Dataset items:
----------
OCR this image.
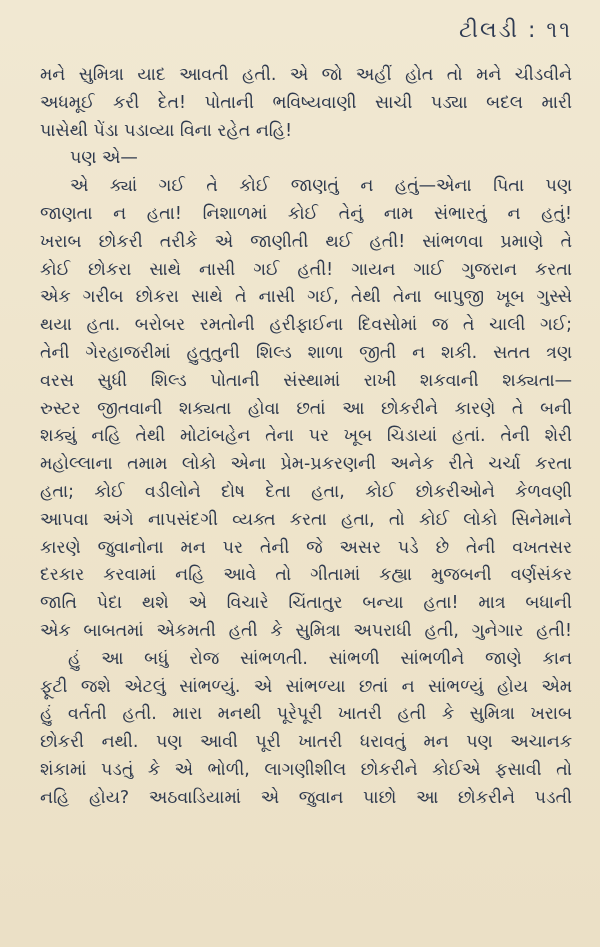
ટીલડી : ૧૧
મને સુમિત્રા યાદ આવતી હતી. એ જો અહીં હોત તો મને ચીડવીને
અધમૂઈ કરી દેત! પોતાની ભવિષ્યવાણી સાચી પડ્યા બદલ મારી
પાસેથી પેંડા પડાવ્યા વિના રહેત નહિ!
પણ એ—
એ ક્યાં ગઈ તે કોઈ જાણતું ન હતું—એના પિતા પણ
જાણતા ન હતા! નિશાળમાં કોઈ તેનું નામ સંભારતું ન હતું!
ખરાબ છોકરી તરીકે એ જાણીતી થઈ હતી! સાંભળવા પ્રમાણે તે
કોઈ છોકરા સાથે નાસી ગઈ હતી! ગાયન ગાઈ ગુજરાન કરતા
એક ગરીબ છોકરા સાથે તે નાસી ગઈ, તેથી તેના બાપુજી ખૂબ ગુસ્સે
થયા હતા. બરોબર રમતોની હરીફાઈના દિવસોમાં જ તે ચાલી ગઈ;
તેની ગેરહાજરીમાં હુતુતુની શિલ્ડ શાળા જીતી ન શકી. સતત ત્રણ
વરસ સુધી શિલ્ડ પોતાની સંસ્થામાં રાખી શકવાની શક્યતા—
રુસ્ટર જીતવાની શક્યતા હોવા છતાં આ છોકરીને કારણે તે બની
શક્યું નહિ તેથી મોટાંબહેન તેના પર ખૂબ ચિડાયાં હતાં. તેની શેરી
મહોલ્લાના તમામ લોકો એના પ્રેમ-પ્રકરણની અનેક રીતે ચર્ચા કરતા
હતા; કોઈ વડીલોને દોષ દેતા હતા, કોઈ છોકરીઓને કેળવણી
આપવા અંગે નાપસંદગી વ્યક્ત કરતા હતા, તો કોઈ લોકો સિનેમાને
કારણે જુવાનોના મન પર તેની જે અસર પડે છે તેની વખતસર
દરકાર કરવામાં નહિ આવે તો ગીતામાં કહ્યા મુજબની વર્ણસંકર
જાતિ પેદા થશે એ વિચારે ચિંતાતુર બન્યા હતા! માત્ર બધાની
એક બાબતમાં એકમતી હતી કે સુમિત્રા અપરાધી હતી, ગુનેગાર હતી!
હું આ બધું રોજ સાંભળતી. સાંભળી સાંભળીને જાણે કાન
ફૂટી જશે એટલું સાંભળ્યું. એ સાંભળ્યા છતાં ન સાંભળ્યું હોય એમ
હું વર્તતી હતી. મારા મનથી પૂરેપૂરી ખાતરી હતી કે સુમિત્રા ખરાબ
છોકરી નથી. પણ આવી પૂરી ખાતરી ધરાવતું મન પણ અચાનક
શંકામાં પડતું કે એ ભોળી, લાગણીશીલ છોકરીને કોઈએ ફસાવી તો
નહિ હોય? અઠવાડિયામાં એ જુવાન પાછો આ છોકરીને પડતી
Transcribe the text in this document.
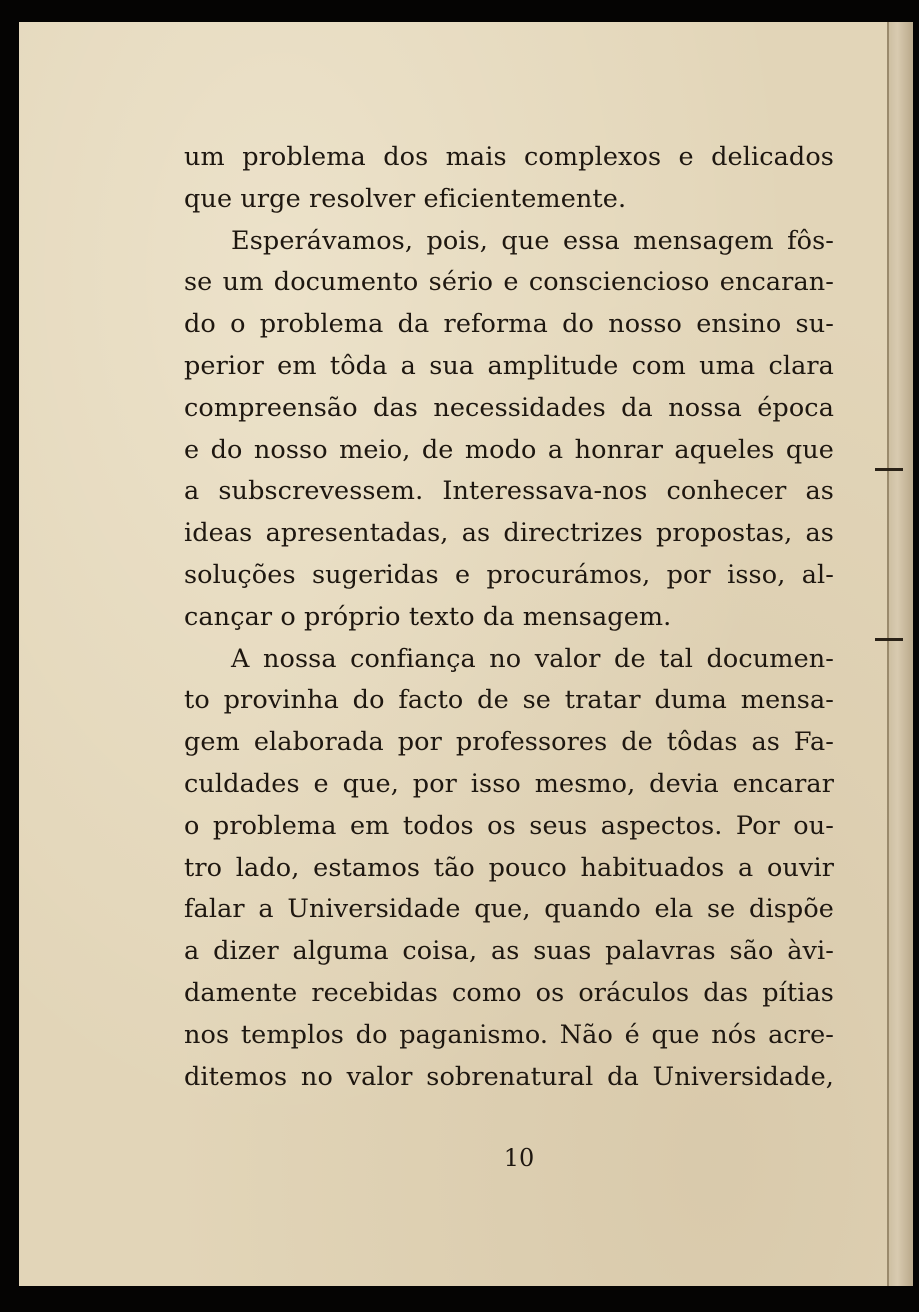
um problema dos mais complexos e delicados
que urge resolver eficientemente.
Esperávamos, pois, que essa mensagem fôs-
se um documento sério e consciencioso encaran-
do o problema da reforma do nosso ensino su-
perior em tôda a sua amplitude com uma clara
compreensão das necessidades da nossa época
e do nosso meio, de modo a honrar aqueles que
a subscrevessem. Interessava-nos conhecer as
ideas apresentadas, as directrizes propostas, as
soluções sugeridas e procurámos, por isso, al-
cançar o próprio texto da mensagem.
A nossa confiança no valor de tal documen-
to provinha do facto de se tratar duma mensa-
gem elaborada por professores de tôdas as Fa-
culdades e que, por isso mesmo, devia encarar
o problema em todos os seus aspectos. Por ou-
tro lado, estamos tão pouco habituados a ouvir
falar a Universidade que, quando ela se dispõe
a dizer alguma coisa, as suas palavras são àvi-
damente recebidas como os oráculos das pítias
nos templos do paganismo. Não é que nós acre-
ditemos no valor sobrenatural da Universidade,
10
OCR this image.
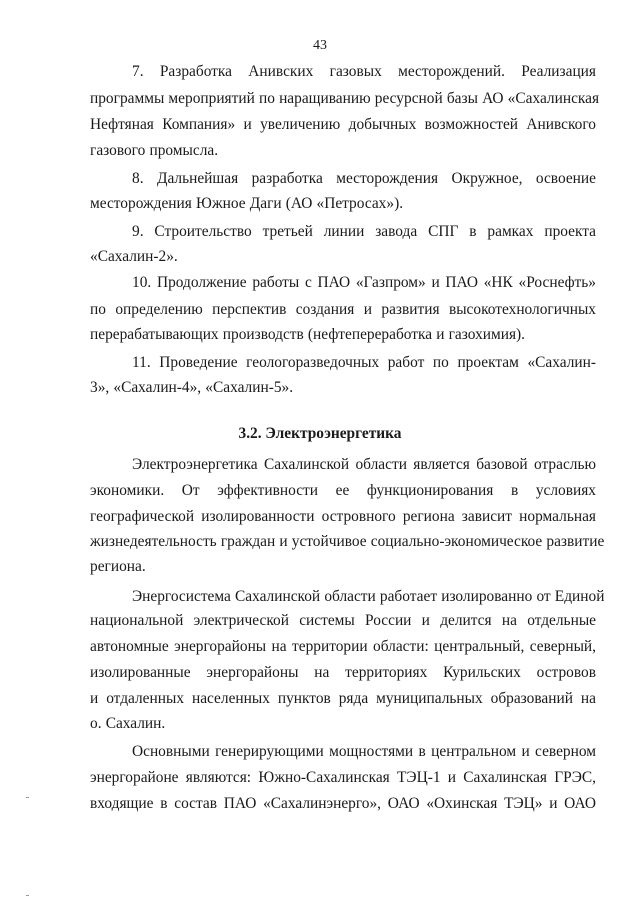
43
7. Разработка Анивских газовых месторождений. Реализация
программы мероприятий по наращиванию ресурсной базы АО «Сахалинская
Нефтяная Компания» и увеличению добычных возможностей Анивского
газового промысла.
8. Дальнейшая разработка месторождения Окружное, освоение
месторождения Южное Даги (АО «Петросах»).
9. Строительство третьей линии завода СПГ в рамках проекта
«Сахалин-2».
10. Продолжение работы с ПАО «Газпром» и ПАО «НК «Роснефть»
по определению перспектив создания и развития высокотехнологичных
перерабатывающих производств (нефтепереработка и газохимия).
11. Проведение геологоразведочных работ по проектам «Сахалин-
3», «Сахалин-4», «Сахалин-5».
3.2. Электроэнергетика
Электроэнергетика Сахалинской области является базовой отраслью
экономики. От эффективности ее функционирования в условиях
географической изолированности островного региона зависит нормальная
жизнедеятельность граждан и устойчивое социально-экономическое развитие
региона.
Энергосистема Сахалинской области работает изолированно от Единой
национальной электрической системы России и делится на отдельные
автономные энергорайоны на территории области: центральный, северный,
изолированные энергорайоны на территориях Курильских островов
и отдаленных населенных пунктов ряда муниципальных образований на
о. Сахалин.
Основными генерирующими мощностями в центральном и северном
энергорайоне являются: Южно-Сахалинская ТЭЦ-1 и Сахалинская ГРЭС,
входящие в состав ПАО «Сахалинэнерго», ОАО «Охинская ТЭЦ» и ОАО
----------
(Directions for this task) Write the listing above out again exactly, dropping each image.

(Exercise result)
OCR this image.
ટીલડી : ૧૧
મને સુમિત્રા યાદ આવતી હતી. એ જો અહીં હોત તો મને ચીડવીને
અધમૂઈ કરી દેત! પોતાની ભવિષ્યવાણી સાચી પડ્યા બદલ મારી
પાસેથી પેંડા પડાવ્યા વિના રહેત નહિ!
પણ એ—
એ ક્યાં ગઈ તે કોઈ જાણતું ન હતું—એના પિતા પણ
જાણતા ન હતા! નિશાળમાં કોઈ તેનું નામ સંભારતું ન હતું!
ખરાબ છોકરી તરીકે એ જાણીતી થઈ હતી! સાંભળવા પ્રમાણે તે
કોઈ છોકરા સાથે નાસી ગઈ હતી! ગાયન ગાઈ ગુજરાન કરતા
એક ગરીબ છોકરા સાથે તે નાસી ગઈ, તેથી તેના બાપુજી ખૂબ ગુસ્સે
થયા હતા. બરોબર રમતોની હરીફાઈના દિવસોમાં જ તે ચાલી ગઈ;
તેની ગેરહાજરીમાં હુતુતુની શિલ્ડ શાળા જીતી ન શકી. સતત ત્રણ
વરસ સુધી શિલ્ડ પોતાની સંસ્થામાં રાખી શકવાની શક્યતા—
રુસ્ટર જીતવાની શક્યતા હોવા છતાં આ છોકરીને કારણે તે બની
શક્યું નહિ તેથી મોટાંબહેન તેના પર ખૂબ ચિડાયાં હતાં. તેની શેરી
મહોલ્લાના તમામ લોકો એના પ્રેમ-પ્રકરણની અનેક રીતે ચર્ચા કરતા
હતા; કોઈ વડીલોને દોષ દેતા હતા, કોઈ છોકરીઓને કેળવણી
આપવા અંગે નાપસંદગી વ્યક્ત કરતા હતા, તો કોઈ લોકો સિનેમાને
કારણે જુવાનોના મન પર તેની જે અસર પડે છે તેની વખતસર
દરકાર કરવામાં નહિ આવે તો ગીતામાં કહ્યા મુજબની વર્ણસંકર
જાતિ પેદા થશે એ વિચારે ચિંતાતુર બન્યા હતા! માત્ર બધાની
એક બાબતમાં એકમતી હતી કે સુમિત્રા અપરાધી હતી, ગુનેગાર હતી!
હું આ બધું રોજ સાંભળતી. સાંભળી સાંભળીને જાણે કાન
ફૂટી જશે એટલું સાંભળ્યું. એ સાંભળ્યા છતાં ન સાંભળ્યું હોય એમ
હું વર્તતી હતી. મારા મનથી પૂરેપૂરી ખાતરી હતી કે સુમિત્રા ખરાબ
છોકરી નથી. પણ આવી પૂરી ખાતરી ધરાવતું મન પણ અચાનક
શંકામાં પડતું કે એ ભોળી, લાગણીશીલ છોકરીને કોઈએ ફસાવી તો
નહિ હોય? અઠવાડિયામાં એ જુવાન પાછો આ છોકરીને પડતી
Transcribe the text in this document.
um problema dos mais complexos e delicados
que urge resolver eficientemente.
Esperávamos, pois, que essa mensagem fôs-
se um documento sério e consciencioso encaran-
do o problema da reforma do nosso ensino su-
perior em tôda a sua amplitude com uma clara
compreensão das necessidades da nossa época
e do nosso meio, de modo a honrar aqueles que
a subscrevessem. Interessava-nos conhecer as
ideas apresentadas, as directrizes propostas, as
soluções sugeridas e procurámos, por isso, al-
cançar o próprio texto da mensagem.
A nossa confiança no valor de tal documen-
to provinha do facto de se tratar duma mensa-
gem elaborada por professores de tôdas as Fa-
culdades e que, por isso mesmo, devia encarar
o problema em todos os seus aspectos. Por ou-
tro lado, estamos tão pouco habituados a ouvir
falar a Universidade que, quando ela se dispõe
a dizer alguma coisa, as suas palavras são àvi-
damente recebidas como os oráculos das pítias
nos templos do paganismo. Não é que nós acre-
ditemos no valor sobrenatural da Universidade,
10
OCR this image.
43
7. Разработка Анивских газовых месторождений. Реализация
программы мероприятий по наращиванию ресурсной базы АО «Сахалинская
Нефтяная Компания» и увеличению добычных возможностей Анивского
газового промысла.
8. Дальнейшая разработка месторождения Окружное, освоение
месторождения Южное Даги (АО «Петросах»).
9. Строительство третьей линии завода СПГ в рамках проекта
«Сахалин-2».
10. Продолжение работы с ПАО «Газпром» и ПАО «НК «Роснефть»
по определению перспектив создания и развития высокотехнологичных
перерабатывающих производств (нефтепереработка и газохимия).
11. Проведение геологоразведочных работ по проектам «Сахалин-
3», «Сахалин-4», «Сахалин-5».
3.2. Электроэнергетика
Электроэнергетика Сахалинской области является базовой отраслью
экономики. От эффективности ее функционирования в условиях
географической изолированности островного региона зависит нормальная
жизнедеятельность граждан и устойчивое социально-экономическое развитие
региона.
Энергосистема Сахалинской области работает изолированно от Единой
национальной электрической системы России и делится на отдельные
автономные энергорайоны на территории области: центральный, северный,
изолированные энергорайоны на территориях Курильских островов
и отдаленных населенных пунктов ряда муниципальных образований на
о. Сахалин.
Основными генерирующими мощностями в центральном и северном
энергорайоне являются: Южно-Сахалинская ТЭЦ-1 и Сахалинская ГРЭС,
входящие в состав ПАО «Сахалинэнерго», ОАО «Охинская ТЭЦ» и ОАО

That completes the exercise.